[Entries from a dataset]
* BEGIN *

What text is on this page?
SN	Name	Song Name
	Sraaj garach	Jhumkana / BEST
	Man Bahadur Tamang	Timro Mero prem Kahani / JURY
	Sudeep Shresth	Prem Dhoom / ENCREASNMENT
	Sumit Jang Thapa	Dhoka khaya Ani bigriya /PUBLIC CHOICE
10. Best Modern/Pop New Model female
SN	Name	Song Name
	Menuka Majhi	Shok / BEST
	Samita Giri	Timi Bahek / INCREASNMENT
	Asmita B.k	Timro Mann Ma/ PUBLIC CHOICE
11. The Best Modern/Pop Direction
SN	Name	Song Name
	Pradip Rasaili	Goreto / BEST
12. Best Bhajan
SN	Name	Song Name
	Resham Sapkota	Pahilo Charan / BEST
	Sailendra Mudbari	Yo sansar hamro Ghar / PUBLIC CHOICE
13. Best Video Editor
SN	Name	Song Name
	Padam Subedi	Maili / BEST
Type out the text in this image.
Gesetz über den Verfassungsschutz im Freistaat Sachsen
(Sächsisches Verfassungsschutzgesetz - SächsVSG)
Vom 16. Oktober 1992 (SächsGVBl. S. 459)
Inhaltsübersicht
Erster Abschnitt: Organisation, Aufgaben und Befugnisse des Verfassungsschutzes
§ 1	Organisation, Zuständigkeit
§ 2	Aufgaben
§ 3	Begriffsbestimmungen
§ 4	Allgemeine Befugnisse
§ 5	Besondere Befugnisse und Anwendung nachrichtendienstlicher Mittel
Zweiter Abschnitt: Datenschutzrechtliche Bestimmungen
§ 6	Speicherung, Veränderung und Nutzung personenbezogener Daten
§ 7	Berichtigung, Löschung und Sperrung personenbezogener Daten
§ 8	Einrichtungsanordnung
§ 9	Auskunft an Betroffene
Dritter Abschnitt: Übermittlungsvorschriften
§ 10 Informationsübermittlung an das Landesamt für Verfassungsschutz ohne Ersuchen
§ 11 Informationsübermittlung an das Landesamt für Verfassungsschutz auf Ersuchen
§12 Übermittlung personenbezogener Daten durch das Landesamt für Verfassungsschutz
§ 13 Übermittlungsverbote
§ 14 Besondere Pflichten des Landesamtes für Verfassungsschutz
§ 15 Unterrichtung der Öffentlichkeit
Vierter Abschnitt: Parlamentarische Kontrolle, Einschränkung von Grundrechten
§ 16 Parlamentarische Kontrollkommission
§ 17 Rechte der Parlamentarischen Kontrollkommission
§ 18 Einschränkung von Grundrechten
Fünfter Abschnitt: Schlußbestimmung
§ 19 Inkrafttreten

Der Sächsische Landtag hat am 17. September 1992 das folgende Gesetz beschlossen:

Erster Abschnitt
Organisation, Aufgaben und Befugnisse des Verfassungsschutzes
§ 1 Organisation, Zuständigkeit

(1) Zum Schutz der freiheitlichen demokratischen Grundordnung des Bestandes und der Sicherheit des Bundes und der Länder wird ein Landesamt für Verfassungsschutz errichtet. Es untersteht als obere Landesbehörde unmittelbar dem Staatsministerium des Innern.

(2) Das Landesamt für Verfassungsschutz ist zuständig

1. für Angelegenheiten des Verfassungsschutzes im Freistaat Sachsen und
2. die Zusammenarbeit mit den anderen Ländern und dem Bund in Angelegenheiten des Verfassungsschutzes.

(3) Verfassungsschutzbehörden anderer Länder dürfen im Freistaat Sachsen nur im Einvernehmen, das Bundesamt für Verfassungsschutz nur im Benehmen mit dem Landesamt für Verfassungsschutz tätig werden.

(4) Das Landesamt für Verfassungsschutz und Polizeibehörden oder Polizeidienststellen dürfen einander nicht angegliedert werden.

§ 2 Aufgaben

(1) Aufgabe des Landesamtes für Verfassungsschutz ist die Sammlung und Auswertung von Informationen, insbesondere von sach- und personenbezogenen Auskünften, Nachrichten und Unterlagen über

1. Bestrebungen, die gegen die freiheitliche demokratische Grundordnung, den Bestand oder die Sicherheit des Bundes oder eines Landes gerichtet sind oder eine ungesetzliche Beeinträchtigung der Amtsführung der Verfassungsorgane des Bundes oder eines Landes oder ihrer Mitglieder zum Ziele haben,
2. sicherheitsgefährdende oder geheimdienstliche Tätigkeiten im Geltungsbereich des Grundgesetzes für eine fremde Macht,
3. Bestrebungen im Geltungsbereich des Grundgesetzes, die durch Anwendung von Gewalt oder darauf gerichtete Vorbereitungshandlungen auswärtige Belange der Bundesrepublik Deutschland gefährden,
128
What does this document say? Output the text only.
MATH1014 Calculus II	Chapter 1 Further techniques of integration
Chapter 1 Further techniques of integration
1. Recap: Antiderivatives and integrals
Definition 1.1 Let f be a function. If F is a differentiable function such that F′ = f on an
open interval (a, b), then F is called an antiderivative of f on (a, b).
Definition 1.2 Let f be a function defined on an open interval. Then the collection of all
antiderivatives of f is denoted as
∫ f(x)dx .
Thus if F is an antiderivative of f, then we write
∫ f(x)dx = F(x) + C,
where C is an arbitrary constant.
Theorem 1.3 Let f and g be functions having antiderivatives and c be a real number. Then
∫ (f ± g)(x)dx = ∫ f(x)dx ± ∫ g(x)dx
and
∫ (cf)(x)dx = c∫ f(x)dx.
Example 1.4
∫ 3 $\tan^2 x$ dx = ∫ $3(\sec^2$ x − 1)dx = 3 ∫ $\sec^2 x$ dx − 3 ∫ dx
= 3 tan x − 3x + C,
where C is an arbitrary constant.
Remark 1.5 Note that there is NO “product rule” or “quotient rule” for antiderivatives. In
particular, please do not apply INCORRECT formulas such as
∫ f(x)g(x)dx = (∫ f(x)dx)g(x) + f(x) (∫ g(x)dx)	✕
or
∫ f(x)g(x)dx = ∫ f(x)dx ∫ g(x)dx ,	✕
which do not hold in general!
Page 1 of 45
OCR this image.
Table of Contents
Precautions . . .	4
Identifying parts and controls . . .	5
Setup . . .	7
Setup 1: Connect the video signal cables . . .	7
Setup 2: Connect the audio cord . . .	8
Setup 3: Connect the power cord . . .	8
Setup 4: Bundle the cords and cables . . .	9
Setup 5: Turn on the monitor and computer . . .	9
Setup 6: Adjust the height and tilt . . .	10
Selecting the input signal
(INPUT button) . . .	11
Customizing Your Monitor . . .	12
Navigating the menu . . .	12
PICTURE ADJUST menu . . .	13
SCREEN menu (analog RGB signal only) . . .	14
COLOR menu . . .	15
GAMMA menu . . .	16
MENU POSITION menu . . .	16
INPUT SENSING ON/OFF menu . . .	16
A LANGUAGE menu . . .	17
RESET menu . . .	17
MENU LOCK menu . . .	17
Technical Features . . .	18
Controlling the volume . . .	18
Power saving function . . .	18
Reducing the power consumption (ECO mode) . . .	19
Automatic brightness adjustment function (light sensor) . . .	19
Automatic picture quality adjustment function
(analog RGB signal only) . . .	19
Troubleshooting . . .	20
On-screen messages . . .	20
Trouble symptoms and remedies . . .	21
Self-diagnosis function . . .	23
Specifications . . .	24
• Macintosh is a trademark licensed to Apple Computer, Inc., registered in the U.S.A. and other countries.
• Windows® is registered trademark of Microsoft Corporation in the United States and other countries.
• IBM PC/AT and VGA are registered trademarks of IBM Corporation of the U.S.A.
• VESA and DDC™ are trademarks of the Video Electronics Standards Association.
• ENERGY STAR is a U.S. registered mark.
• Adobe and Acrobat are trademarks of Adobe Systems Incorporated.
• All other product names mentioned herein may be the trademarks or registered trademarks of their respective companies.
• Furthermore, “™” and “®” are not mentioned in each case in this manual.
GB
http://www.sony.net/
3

* END *

— What you are asked to do —
Count how many lines above contain the word "Ersuchen". Reply with the number alone.

— Solution to this exercise —
2